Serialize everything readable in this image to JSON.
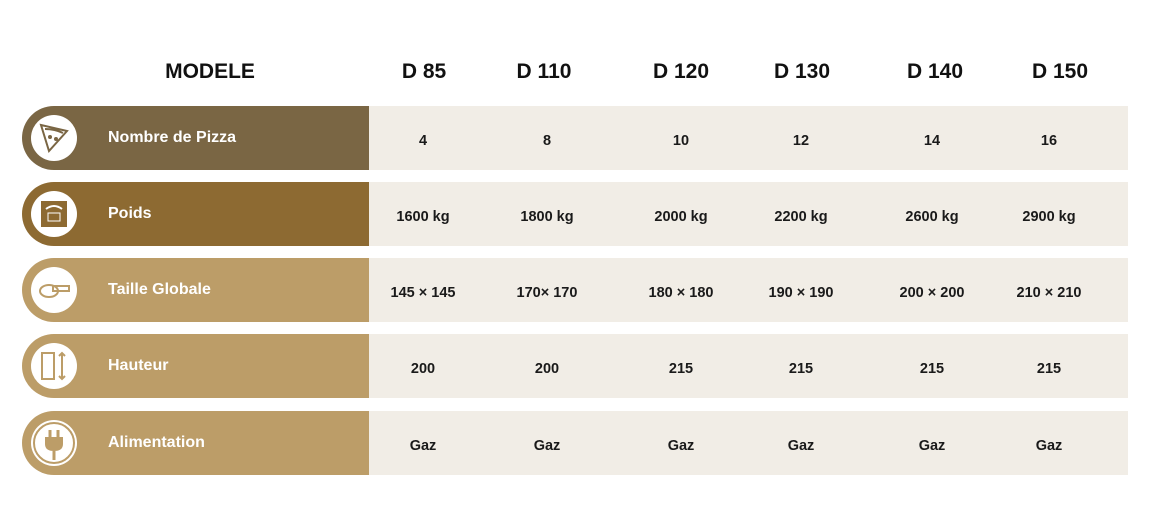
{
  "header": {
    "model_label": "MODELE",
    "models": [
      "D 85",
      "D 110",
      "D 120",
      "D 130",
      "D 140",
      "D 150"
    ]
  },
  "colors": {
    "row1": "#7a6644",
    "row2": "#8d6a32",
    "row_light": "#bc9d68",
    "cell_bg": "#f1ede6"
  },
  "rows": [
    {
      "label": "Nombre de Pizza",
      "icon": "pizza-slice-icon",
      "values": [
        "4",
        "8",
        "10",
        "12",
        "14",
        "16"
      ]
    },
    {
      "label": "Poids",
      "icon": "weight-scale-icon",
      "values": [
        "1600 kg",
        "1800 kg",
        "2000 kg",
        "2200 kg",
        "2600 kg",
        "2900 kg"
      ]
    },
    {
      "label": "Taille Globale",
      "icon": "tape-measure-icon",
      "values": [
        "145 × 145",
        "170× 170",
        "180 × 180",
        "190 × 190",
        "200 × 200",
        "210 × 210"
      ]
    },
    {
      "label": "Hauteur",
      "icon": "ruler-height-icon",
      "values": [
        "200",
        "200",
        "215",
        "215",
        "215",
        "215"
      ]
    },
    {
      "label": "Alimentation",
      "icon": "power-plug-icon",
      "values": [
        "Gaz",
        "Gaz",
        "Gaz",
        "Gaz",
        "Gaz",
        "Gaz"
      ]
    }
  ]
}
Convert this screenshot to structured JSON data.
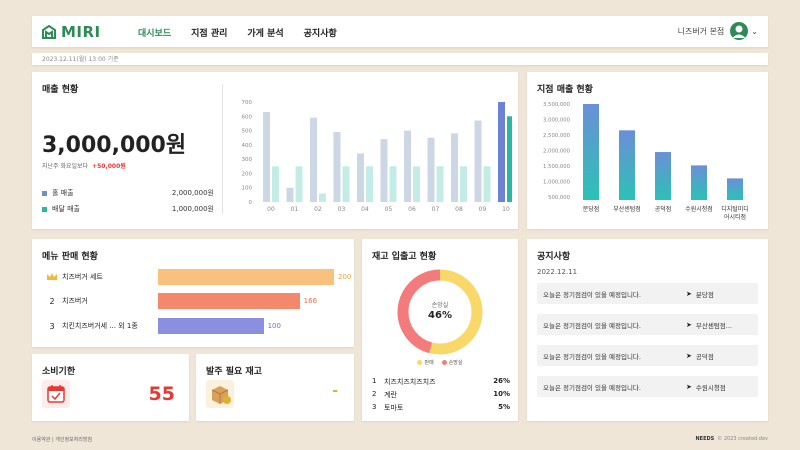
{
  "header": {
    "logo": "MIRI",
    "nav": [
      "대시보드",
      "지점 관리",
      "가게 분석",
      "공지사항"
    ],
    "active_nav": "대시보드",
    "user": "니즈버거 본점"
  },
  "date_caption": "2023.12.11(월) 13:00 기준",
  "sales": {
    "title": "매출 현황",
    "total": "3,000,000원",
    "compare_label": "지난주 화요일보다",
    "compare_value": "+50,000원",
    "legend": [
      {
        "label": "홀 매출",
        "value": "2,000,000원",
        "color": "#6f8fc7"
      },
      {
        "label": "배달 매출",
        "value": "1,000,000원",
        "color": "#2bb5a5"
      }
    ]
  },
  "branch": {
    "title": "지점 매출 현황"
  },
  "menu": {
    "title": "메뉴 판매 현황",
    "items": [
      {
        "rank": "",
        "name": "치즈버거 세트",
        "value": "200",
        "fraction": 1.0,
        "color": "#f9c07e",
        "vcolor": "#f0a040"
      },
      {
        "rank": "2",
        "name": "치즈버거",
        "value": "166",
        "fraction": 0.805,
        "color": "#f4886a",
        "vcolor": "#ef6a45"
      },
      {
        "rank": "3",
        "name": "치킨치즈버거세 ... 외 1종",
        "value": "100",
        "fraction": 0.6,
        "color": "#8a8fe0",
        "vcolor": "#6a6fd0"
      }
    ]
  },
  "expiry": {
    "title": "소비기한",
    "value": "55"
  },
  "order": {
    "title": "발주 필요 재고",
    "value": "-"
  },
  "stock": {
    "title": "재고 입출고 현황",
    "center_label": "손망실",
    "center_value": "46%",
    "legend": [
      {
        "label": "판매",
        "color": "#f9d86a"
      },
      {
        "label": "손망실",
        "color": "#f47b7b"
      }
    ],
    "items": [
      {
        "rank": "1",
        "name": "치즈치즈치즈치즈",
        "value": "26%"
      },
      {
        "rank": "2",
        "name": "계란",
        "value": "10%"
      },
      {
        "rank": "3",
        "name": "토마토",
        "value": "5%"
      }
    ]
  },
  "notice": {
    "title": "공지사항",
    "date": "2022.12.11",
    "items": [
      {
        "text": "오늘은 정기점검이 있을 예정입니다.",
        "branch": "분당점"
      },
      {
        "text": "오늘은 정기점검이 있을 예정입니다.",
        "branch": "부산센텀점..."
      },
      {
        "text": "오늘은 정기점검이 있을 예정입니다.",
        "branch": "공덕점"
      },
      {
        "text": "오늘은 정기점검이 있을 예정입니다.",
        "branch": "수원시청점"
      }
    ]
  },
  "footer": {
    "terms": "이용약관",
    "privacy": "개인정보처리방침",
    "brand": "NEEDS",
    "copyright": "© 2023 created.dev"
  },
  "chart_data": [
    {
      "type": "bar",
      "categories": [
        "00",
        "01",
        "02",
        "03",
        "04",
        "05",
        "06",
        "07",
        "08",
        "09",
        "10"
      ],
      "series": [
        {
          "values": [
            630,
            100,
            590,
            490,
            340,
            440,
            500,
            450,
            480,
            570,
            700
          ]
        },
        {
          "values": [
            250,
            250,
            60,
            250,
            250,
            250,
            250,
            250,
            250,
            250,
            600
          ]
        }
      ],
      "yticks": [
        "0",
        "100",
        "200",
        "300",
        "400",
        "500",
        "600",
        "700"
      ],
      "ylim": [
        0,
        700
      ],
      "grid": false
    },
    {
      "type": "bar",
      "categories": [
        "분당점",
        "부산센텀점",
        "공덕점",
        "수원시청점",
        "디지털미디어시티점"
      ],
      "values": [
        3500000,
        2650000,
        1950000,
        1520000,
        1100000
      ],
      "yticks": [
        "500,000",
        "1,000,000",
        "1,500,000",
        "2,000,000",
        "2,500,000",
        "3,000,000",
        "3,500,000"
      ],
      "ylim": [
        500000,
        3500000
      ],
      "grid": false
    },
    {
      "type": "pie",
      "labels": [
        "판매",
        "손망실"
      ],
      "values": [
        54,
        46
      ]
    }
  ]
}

● **Work to complete**: Reproduce the records verbatim, omitting all images they contain.

● **Expected answer**:
Serialize everything readable in this image to JSON.
{
  "header": {
    "model_label": "MODELE",
    "models": [
      "D 85",
      "D 110",
      "D 120",
      "D 130",
      "D 140",
      "D 150"
    ]
  },
  "colors": {
    "row1": "#7a6644",
    "row2": "#8d6a32",
    "row_light": "#bc9d68",
    "cell_bg": "#f1ede6"
  },
  "rows": [
    {
      "label": "Nombre de Pizza",
      "icon": "pizza-slice-icon",
      "values": [
        "4",
        "8",
        "10",
        "12",
        "14",
        "16"
      ]
    },
    {
      "label": "Poids",
      "icon": "weight-scale-icon",
      "values": [
        "1600 kg",
        "1800 kg",
        "2000 kg",
        "2200 kg",
        "2600 kg",
        "2900 kg"
      ]
    },
    {
      "label": "Taille Globale",
      "icon": "tape-measure-icon",
      "values": [
        "145 × 145",
        "170× 170",
        "180 × 180",
        "190 × 190",
        "200 × 200",
        "210 × 210"
      ]
    },
    {
      "label": "Hauteur",
      "icon": "ruler-height-icon",
      "values": [
        "200",
        "200",
        "215",
        "215",
        "215",
        "215"
      ]
    },
    {
      "label": "Alimentation",
      "icon": "power-plug-icon",
      "values": [
        "Gaz",
        "Gaz",
        "Gaz",
        "Gaz",
        "Gaz",
        "Gaz"
      ]
    }
  ]
}
Convert this screenshot to structured JSON data.
{
  "header": {
    "logo": "MIRI",
    "nav": [
      "대시보드",
      "지점 관리",
      "가게 분석",
      "공지사항"
    ],
    "active_nav": "대시보드",
    "user": "니즈버거 본점"
  },
  "date_caption": "2023.12.11(월) 13:00 기준",
  "sales": {
    "title": "매출 현황",
    "total": "3,000,000원",
    "compare_label": "지난주 화요일보다",
    "compare_value": "+50,000원",
    "legend": [
      {
        "label": "홀 매출",
        "value": "2,000,000원",
        "color": "#6f8fc7"
      },
      {
        "label": "배달 매출",
        "value": "1,000,000원",
        "color": "#2bb5a5"
      }
    ]
  },
  "branch": {
    "title": "지점 매출 현황"
  },
  "menu": {
    "title": "메뉴 판매 현황",
    "items": [
      {
        "rank": "",
        "name": "치즈버거 세트",
        "value": "200",
        "fraction": 1.0,
        "color": "#f9c07e",
        "vcolor": "#f0a040"
      },
      {
        "rank": "2",
        "name": "치즈버거",
        "value": "166",
        "fraction": 0.805,
        "color": "#f4886a",
        "vcolor": "#ef6a45"
      },
      {
        "rank": "3",
        "name": "치킨치즈버거세 ... 외 1종",
        "value": "100",
        "fraction": 0.6,
        "color": "#8a8fe0",
        "vcolor": "#6a6fd0"
      }
    ]
  },
  "expiry": {
    "title": "소비기한",
    "value": "55"
  },
  "order": {
    "title": "발주 필요 재고",
    "value": "-"
  },
  "stock": {
    "title": "재고 입출고 현황",
    "center_label": "손망실",
    "center_value": "46%",
    "legend": [
      {
        "label": "판매",
        "color": "#f9d86a"
      },
      {
        "label": "손망실",
        "color": "#f47b7b"
      }
    ],
    "items": [
      {
        "rank": "1",
        "name": "치즈치즈치즈치즈",
        "value": "26%"
      },
      {
        "rank": "2",
        "name": "계란",
        "value": "10%"
      },
      {
        "rank": "3",
        "name": "토마토",
        "value": "5%"
      }
    ]
  },
  "notice": {
    "title": "공지사항",
    "date": "2022.12.11",
    "items": [
      {
        "text": "오늘은 정기점검이 있을 예정입니다.",
        "branch": "분당점"
      },
      {
        "text": "오늘은 정기점검이 있을 예정입니다.",
        "branch": "부산센텀점..."
      },
      {
        "text": "오늘은 정기점검이 있을 예정입니다.",
        "branch": "공덕점"
      },
      {
        "text": "오늘은 정기점검이 있을 예정입니다.",
        "branch": "수원시청점"
      }
    ]
  },
  "footer": {
    "terms": "이용약관",
    "privacy": "개인정보처리방침",
    "brand": "NEEDS",
    "copyright": "© 2023 created.dev"
  },
  "chart_data": [
    {
      "type": "bar",
      "categories": [
        "00",
        "01",
        "02",
        "03",
        "04",
        "05",
        "06",
        "07",
        "08",
        "09",
        "10"
      ],
      "series": [
        {
          "values": [
            630,
            100,
            590,
            490,
            340,
            440,
            500,
            450,
            480,
            570,
            700
          ]
        },
        {
          "values": [
            250,
            250,
            60,
            250,
            250,
            250,
            250,
            250,
            250,
            250,
            600
          ]
        }
      ],
      "yticks": [
        "0",
        "100",
        "200",
        "300",
        "400",
        "500",
        "600",
        "700"
      ],
      "ylim": [
        0,
        700
      ],
      "grid": false
    },
    {
      "type": "bar",
      "categories": [
        "분당점",
        "부산센텀점",
        "공덕점",
        "수원시청점",
        "디지털미디어시티점"
      ],
      "values": [
        3500000,
        2650000,
        1950000,
        1520000,
        1100000
      ],
      "yticks": [
        "500,000",
        "1,000,000",
        "1,500,000",
        "2,000,000",
        "2,500,000",
        "3,000,000",
        "3,500,000"
      ],
      "ylim": [
        500000,
        3500000
      ],
      "grid": false
    },
    {
      "type": "pie",
      "labels": [
        "판매",
        "손망실"
      ],
      "values": [
        54,
        46
      ]
    }
  ]
}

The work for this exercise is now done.